DATASET ENTRIES:
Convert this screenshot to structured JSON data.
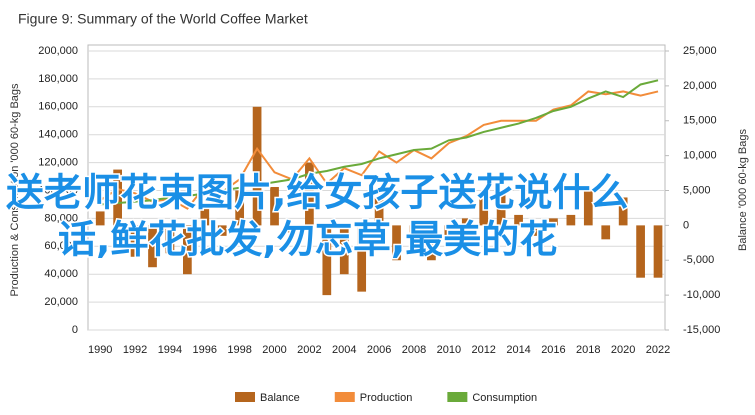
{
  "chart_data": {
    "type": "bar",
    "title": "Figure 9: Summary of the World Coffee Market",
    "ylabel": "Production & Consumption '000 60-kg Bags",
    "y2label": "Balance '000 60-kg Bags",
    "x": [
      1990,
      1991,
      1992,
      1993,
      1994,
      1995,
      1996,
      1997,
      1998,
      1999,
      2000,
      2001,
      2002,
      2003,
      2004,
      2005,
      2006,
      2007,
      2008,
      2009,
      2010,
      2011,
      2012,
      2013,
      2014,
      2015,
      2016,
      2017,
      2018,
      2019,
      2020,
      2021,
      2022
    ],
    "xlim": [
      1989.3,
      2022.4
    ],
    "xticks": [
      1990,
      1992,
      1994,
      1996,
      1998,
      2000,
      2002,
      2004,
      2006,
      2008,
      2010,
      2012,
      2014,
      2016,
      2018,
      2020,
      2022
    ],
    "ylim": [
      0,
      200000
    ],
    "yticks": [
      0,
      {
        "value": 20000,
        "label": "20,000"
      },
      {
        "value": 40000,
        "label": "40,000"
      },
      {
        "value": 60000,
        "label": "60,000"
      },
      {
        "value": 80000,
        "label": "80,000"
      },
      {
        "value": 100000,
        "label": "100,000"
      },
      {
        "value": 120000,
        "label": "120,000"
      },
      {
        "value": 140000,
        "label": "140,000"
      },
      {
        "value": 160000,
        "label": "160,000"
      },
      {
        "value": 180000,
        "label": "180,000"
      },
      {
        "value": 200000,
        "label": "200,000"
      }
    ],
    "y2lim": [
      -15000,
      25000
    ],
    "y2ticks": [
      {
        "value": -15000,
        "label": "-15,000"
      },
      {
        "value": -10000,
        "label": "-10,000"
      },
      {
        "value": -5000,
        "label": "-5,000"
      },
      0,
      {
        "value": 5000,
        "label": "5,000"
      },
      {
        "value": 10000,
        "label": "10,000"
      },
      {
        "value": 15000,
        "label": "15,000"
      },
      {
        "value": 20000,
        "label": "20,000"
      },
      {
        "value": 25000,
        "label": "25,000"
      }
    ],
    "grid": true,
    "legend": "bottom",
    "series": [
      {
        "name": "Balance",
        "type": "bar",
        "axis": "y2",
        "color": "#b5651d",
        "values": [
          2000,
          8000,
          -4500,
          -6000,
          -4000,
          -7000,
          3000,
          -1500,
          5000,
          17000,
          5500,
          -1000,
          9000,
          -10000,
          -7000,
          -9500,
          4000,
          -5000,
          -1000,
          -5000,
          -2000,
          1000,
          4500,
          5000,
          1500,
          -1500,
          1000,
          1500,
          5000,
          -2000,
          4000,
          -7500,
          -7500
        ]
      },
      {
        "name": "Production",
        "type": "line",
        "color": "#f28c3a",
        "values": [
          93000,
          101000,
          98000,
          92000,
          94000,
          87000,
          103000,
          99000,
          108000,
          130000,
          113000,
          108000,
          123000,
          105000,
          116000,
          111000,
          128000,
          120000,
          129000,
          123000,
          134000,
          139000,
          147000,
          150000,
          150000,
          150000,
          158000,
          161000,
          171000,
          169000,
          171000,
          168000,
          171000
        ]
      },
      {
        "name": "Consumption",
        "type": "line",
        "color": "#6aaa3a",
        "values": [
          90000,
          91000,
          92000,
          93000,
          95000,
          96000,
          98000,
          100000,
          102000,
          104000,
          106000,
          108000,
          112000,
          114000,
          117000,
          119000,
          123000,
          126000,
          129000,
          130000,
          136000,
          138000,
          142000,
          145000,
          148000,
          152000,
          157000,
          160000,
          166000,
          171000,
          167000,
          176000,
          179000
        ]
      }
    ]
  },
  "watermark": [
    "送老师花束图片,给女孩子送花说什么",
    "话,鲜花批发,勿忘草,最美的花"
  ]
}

REQUIREMENTS:
Count how many lines above include the word "Bags" and answer with that figure only.

OUTPUT:
2